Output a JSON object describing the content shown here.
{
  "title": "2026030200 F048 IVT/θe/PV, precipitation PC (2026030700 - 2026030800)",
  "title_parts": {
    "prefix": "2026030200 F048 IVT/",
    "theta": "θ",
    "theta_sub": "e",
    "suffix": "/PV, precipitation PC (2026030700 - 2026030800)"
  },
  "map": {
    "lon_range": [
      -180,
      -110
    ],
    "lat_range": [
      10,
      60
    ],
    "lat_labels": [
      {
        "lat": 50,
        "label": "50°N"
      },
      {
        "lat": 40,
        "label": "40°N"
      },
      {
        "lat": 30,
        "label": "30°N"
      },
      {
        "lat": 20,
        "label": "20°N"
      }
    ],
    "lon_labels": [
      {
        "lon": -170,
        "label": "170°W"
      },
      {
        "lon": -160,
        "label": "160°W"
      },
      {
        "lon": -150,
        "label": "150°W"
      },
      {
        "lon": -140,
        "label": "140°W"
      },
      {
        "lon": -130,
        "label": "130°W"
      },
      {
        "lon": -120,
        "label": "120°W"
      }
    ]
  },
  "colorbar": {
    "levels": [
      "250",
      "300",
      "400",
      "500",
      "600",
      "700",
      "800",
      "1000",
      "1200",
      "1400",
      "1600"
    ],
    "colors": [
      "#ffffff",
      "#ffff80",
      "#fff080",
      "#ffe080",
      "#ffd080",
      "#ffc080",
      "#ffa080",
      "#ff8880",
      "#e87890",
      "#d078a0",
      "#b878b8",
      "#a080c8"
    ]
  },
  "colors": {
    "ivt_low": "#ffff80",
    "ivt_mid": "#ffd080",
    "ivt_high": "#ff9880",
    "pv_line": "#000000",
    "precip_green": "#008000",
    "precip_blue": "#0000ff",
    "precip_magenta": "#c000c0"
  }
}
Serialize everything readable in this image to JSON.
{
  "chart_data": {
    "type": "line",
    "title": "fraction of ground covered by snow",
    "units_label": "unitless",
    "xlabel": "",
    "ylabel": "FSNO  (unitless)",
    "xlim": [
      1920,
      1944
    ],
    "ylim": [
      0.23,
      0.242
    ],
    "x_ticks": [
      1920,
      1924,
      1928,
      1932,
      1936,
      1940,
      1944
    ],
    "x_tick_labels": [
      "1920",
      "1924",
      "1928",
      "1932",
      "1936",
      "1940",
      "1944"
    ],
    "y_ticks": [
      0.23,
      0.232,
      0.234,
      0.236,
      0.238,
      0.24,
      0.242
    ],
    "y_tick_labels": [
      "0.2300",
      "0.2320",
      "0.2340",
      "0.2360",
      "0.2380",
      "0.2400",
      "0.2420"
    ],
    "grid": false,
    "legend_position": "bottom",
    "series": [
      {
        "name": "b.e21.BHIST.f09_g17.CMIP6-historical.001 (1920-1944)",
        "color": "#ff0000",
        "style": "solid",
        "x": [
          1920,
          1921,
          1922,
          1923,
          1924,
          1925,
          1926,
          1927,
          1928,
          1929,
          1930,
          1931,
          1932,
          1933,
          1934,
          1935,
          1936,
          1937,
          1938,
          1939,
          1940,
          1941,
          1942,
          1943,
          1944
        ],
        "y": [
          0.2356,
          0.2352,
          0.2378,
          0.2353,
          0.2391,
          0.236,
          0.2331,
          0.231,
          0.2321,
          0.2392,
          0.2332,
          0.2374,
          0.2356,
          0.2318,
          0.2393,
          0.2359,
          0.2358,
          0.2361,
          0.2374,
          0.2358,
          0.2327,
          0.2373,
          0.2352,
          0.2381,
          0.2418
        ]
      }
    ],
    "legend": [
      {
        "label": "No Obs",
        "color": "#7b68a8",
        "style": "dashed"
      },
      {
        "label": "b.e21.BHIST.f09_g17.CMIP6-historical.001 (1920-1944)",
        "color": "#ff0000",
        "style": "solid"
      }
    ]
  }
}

===============

STATED EXERCISE: Write out every entry again, keeping each line exactly the same.

COMPLETED EXERCISE:
Output a JSON object describing the content shown here.
{
  "title": "2026030200 F048 IVT/θe/PV, precipitation PC (2026030700 - 2026030800)",
  "title_parts": {
    "prefix": "2026030200 F048 IVT/",
    "theta": "θ",
    "theta_sub": "e",
    "suffix": "/PV, precipitation PC (2026030700 - 2026030800)"
  },
  "map": {
    "lon_range": [
      -180,
      -110
    ],
    "lat_range": [
      10,
      60
    ],
    "lat_labels": [
      {
        "lat": 50,
        "label": "50°N"
      },
      {
        "lat": 40,
        "label": "40°N"
      },
      {
        "lat": 30,
        "label": "30°N"
      },
      {
        "lat": 20,
        "label": "20°N"
      }
    ],
    "lon_labels": [
      {
        "lon": -170,
        "label": "170°W"
      },
      {
        "lon": -160,
        "label": "160°W"
      },
      {
        "lon": -150,
        "label": "150°W"
      },
      {
        "lon": -140,
        "label": "140°W"
      },
      {
        "lon": -130,
        "label": "130°W"
      },
      {
        "lon": -120,
        "label": "120°W"
      }
    ]
  },
  "colorbar": {
    "levels": [
      "250",
      "300",
      "400",
      "500",
      "600",
      "700",
      "800",
      "1000",
      "1200",
      "1400",
      "1600"
    ],
    "colors": [
      "#ffffff",
      "#ffff80",
      "#fff080",
      "#ffe080",
      "#ffd080",
      "#ffc080",
      "#ffa080",
      "#ff8880",
      "#e87890",
      "#d078a0",
      "#b878b8",
      "#a080c8"
    ]
  },
  "colors": {
    "ivt_low": "#ffff80",
    "ivt_mid": "#ffd080",
    "ivt_high": "#ff9880",
    "pv_line": "#000000",
    "precip_green": "#008000",
    "precip_blue": "#0000ff",
    "precip_magenta": "#c000c0"
  }
}
Serialize everything readable in this image to JSON.
{
  "chart_data": {
    "type": "line",
    "title": "fraction of ground covered by snow",
    "units_label": "unitless",
    "xlabel": "",
    "ylabel": "FSNO  (unitless)",
    "xlim": [
      1920,
      1944
    ],
    "ylim": [
      0.23,
      0.242
    ],
    "x_ticks": [
      1920,
      1924,
      1928,
      1932,
      1936,
      1940,
      1944
    ],
    "x_tick_labels": [
      "1920",
      "1924",
      "1928",
      "1932",
      "1936",
      "1940",
      "1944"
    ],
    "y_ticks": [
      0.23,
      0.232,
      0.234,
      0.236,
      0.238,
      0.24,
      0.242
    ],
    "y_tick_labels": [
      "0.2300",
      "0.2320",
      "0.2340",
      "0.2360",
      "0.2380",
      "0.2400",
      "0.2420"
    ],
    "grid": false,
    "legend_position": "bottom",
    "series": [
      {
        "name": "b.e21.BHIST.f09_g17.CMIP6-historical.001 (1920-1944)",
        "color": "#ff0000",
        "style": "solid",
        "x": [
          1920,
          1921,
          1922,
          1923,
          1924,
          1925,
          1926,
          1927,
          1928,
          1929,
          1930,
          1931,
          1932,
          1933,
          1934,
          1935,
          1936,
          1937,
          1938,
          1939,
          1940,
          1941,
          1942,
          1943,
          1944
        ],
        "y": [
          0.2356,
          0.2352,
          0.2378,
          0.2353,
          0.2391,
          0.236,
          0.2331,
          0.231,
          0.2321,
          0.2392,
          0.2332,
          0.2374,
          0.2356,
          0.2318,
          0.2393,
          0.2359,
          0.2358,
          0.2361,
          0.2374,
          0.2358,
          0.2327,
          0.2373,
          0.2352,
          0.2381,
          0.2418
        ]
      }
    ],
    "legend": [
      {
        "label": "No Obs",
        "color": "#7b68a8",
        "style": "dashed"
      },
      {
        "label": "b.e21.BHIST.f09_g17.CMIP6-historical.001 (1920-1944)",
        "color": "#ff0000",
        "style": "solid"
      }
    ]
  }
}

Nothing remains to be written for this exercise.